§ Data to process
—————
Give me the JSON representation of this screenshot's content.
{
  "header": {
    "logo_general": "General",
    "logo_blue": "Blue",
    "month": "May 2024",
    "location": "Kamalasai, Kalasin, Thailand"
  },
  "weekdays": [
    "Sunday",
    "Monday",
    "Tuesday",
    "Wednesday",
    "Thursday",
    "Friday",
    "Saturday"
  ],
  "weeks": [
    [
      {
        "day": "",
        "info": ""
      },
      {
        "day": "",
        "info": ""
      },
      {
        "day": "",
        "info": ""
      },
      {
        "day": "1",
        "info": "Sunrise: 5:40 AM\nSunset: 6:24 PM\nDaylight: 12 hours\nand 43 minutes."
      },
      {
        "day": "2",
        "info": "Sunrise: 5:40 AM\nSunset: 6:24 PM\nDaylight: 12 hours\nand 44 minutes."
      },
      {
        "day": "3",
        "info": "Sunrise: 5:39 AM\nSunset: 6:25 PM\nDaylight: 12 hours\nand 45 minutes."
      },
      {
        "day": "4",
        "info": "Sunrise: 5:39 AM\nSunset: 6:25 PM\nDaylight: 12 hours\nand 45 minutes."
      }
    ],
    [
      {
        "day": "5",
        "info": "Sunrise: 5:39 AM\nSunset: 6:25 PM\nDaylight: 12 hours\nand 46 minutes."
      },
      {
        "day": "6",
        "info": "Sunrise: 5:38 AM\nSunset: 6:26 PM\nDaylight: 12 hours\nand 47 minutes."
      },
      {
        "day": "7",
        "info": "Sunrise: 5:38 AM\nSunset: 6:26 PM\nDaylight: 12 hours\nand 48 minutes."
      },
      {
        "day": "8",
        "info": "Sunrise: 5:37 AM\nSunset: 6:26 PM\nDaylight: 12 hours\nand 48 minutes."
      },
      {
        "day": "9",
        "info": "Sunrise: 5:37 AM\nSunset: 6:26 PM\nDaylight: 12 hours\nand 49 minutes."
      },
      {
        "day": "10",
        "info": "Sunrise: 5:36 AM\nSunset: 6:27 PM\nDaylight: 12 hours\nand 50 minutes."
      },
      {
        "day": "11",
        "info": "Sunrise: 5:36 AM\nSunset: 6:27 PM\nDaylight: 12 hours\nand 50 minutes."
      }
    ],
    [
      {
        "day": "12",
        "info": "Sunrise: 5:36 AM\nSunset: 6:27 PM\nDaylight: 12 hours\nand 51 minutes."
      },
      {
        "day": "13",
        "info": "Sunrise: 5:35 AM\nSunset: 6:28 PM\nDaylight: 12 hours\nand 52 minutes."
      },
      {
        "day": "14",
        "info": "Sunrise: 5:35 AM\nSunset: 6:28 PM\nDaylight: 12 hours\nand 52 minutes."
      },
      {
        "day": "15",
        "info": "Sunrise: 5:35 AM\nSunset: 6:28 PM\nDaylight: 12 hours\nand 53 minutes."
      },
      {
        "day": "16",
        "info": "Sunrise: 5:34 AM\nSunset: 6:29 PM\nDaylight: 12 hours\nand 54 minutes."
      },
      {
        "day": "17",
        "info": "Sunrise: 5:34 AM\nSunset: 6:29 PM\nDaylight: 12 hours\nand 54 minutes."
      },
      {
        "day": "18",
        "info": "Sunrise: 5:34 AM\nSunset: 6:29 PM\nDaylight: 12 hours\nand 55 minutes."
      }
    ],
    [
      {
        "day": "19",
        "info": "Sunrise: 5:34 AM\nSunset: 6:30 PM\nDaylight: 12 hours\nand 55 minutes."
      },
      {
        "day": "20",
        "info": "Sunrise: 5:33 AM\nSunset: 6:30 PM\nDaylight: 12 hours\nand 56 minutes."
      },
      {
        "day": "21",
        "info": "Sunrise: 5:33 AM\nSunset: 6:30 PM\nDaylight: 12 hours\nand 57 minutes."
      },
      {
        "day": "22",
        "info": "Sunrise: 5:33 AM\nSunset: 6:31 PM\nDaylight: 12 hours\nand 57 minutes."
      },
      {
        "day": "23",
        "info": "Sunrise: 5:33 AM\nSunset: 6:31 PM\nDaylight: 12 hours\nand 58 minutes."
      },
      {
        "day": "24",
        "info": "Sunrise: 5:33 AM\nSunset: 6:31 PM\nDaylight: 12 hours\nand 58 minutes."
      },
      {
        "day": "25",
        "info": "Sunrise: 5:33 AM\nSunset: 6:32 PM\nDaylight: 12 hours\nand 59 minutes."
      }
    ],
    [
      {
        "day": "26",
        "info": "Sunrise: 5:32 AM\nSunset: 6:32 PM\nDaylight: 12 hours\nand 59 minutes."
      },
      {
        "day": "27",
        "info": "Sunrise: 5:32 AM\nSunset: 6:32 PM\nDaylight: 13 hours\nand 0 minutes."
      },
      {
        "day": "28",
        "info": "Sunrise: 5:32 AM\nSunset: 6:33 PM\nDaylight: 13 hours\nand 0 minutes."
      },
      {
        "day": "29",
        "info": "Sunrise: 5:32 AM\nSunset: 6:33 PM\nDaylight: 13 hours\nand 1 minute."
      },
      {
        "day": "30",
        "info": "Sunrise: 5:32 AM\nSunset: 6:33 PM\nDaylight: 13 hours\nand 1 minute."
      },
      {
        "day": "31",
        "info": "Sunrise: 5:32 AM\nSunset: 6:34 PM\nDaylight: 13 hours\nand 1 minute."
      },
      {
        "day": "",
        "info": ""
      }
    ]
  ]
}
—————
§ Exercise aim
Give the listing above again, word for word.

§ Task result
Give me the JSON representation of this screenshot's content.
{
  "header": {
    "logo_general": "General",
    "logo_blue": "Blue",
    "month": "May 2024",
    "location": "Kamalasai, Kalasin, Thailand"
  },
  "weekdays": [
    "Sunday",
    "Monday",
    "Tuesday",
    "Wednesday",
    "Thursday",
    "Friday",
    "Saturday"
  ],
  "weeks": [
    [
      {
        "day": "",
        "info": ""
      },
      {
        "day": "",
        "info": ""
      },
      {
        "day": "",
        "info": ""
      },
      {
        "day": "1",
        "info": "Sunrise: 5:40 AM\nSunset: 6:24 PM\nDaylight: 12 hours\nand 43 minutes."
      },
      {
        "day": "2",
        "info": "Sunrise: 5:40 AM\nSunset: 6:24 PM\nDaylight: 12 hours\nand 44 minutes."
      },
      {
        "day": "3",
        "info": "Sunrise: 5:39 AM\nSunset: 6:25 PM\nDaylight: 12 hours\nand 45 minutes."
      },
      {
        "day": "4",
        "info": "Sunrise: 5:39 AM\nSunset: 6:25 PM\nDaylight: 12 hours\nand 45 minutes."
      }
    ],
    [
      {
        "day": "5",
        "info": "Sunrise: 5:39 AM\nSunset: 6:25 PM\nDaylight: 12 hours\nand 46 minutes."
      },
      {
        "day": "6",
        "info": "Sunrise: 5:38 AM\nSunset: 6:26 PM\nDaylight: 12 hours\nand 47 minutes."
      },
      {
        "day": "7",
        "info": "Sunrise: 5:38 AM\nSunset: 6:26 PM\nDaylight: 12 hours\nand 48 minutes."
      },
      {
        "day": "8",
        "info": "Sunrise: 5:37 AM\nSunset: 6:26 PM\nDaylight: 12 hours\nand 48 minutes."
      },
      {
        "day": "9",
        "info": "Sunrise: 5:37 AM\nSunset: 6:26 PM\nDaylight: 12 hours\nand 49 minutes."
      },
      {
        "day": "10",
        "info": "Sunrise: 5:36 AM\nSunset: 6:27 PM\nDaylight: 12 hours\nand 50 minutes."
      },
      {
        "day": "11",
        "info": "Sunrise: 5:36 AM\nSunset: 6:27 PM\nDaylight: 12 hours\nand 50 minutes."
      }
    ],
    [
      {
        "day": "12",
        "info": "Sunrise: 5:36 AM\nSunset: 6:27 PM\nDaylight: 12 hours\nand 51 minutes."
      },
      {
        "day": "13",
        "info": "Sunrise: 5:35 AM\nSunset: 6:28 PM\nDaylight: 12 hours\nand 52 minutes."
      },
      {
        "day": "14",
        "info": "Sunrise: 5:35 AM\nSunset: 6:28 PM\nDaylight: 12 hours\nand 52 minutes."
      },
      {
        "day": "15",
        "info": "Sunrise: 5:35 AM\nSunset: 6:28 PM\nDaylight: 12 hours\nand 53 minutes."
      },
      {
        "day": "16",
        "info": "Sunrise: 5:34 AM\nSunset: 6:29 PM\nDaylight: 12 hours\nand 54 minutes."
      },
      {
        "day": "17",
        "info": "Sunrise: 5:34 AM\nSunset: 6:29 PM\nDaylight: 12 hours\nand 54 minutes."
      },
      {
        "day": "18",
        "info": "Sunrise: 5:34 AM\nSunset: 6:29 PM\nDaylight: 12 hours\nand 55 minutes."
      }
    ],
    [
      {
        "day": "19",
        "info": "Sunrise: 5:34 AM\nSunset: 6:30 PM\nDaylight: 12 hours\nand 55 minutes."
      },
      {
        "day": "20",
        "info": "Sunrise: 5:33 AM\nSunset: 6:30 PM\nDaylight: 12 hours\nand 56 minutes."
      },
      {
        "day": "21",
        "info": "Sunrise: 5:33 AM\nSunset: 6:30 PM\nDaylight: 12 hours\nand 57 minutes."
      },
      {
        "day": "22",
        "info": "Sunrise: 5:33 AM\nSunset: 6:31 PM\nDaylight: 12 hours\nand 57 minutes."
      },
      {
        "day": "23",
        "info": "Sunrise: 5:33 AM\nSunset: 6:31 PM\nDaylight: 12 hours\nand 58 minutes."
      },
      {
        "day": "24",
        "info": "Sunrise: 5:33 AM\nSunset: 6:31 PM\nDaylight: 12 hours\nand 58 minutes."
      },
      {
        "day": "25",
        "info": "Sunrise: 5:33 AM\nSunset: 6:32 PM\nDaylight: 12 hours\nand 59 minutes."
      }
    ],
    [
      {
        "day": "26",
        "info": "Sunrise: 5:32 AM\nSunset: 6:32 PM\nDaylight: 12 hours\nand 59 minutes."
      },
      {
        "day": "27",
        "info": "Sunrise: 5:32 AM\nSunset: 6:32 PM\nDaylight: 13 hours\nand 0 minutes."
      },
      {
        "day": "28",
        "info": "Sunrise: 5:32 AM\nSunset: 6:33 PM\nDaylight: 13 hours\nand 0 minutes."
      },
      {
        "day": "29",
        "info": "Sunrise: 5:32 AM\nSunset: 6:33 PM\nDaylight: 13 hours\nand 1 minute."
      },
      {
        "day": "30",
        "info": "Sunrise: 5:32 AM\nSunset: 6:33 PM\nDaylight: 13 hours\nand 1 minute."
      },
      {
        "day": "31",
        "info": "Sunrise: 5:32 AM\nSunset: 6:34 PM\nDaylight: 13 hours\nand 1 minute."
      },
      {
        "day": "",
        "info": ""
      }
    ]
  ]
}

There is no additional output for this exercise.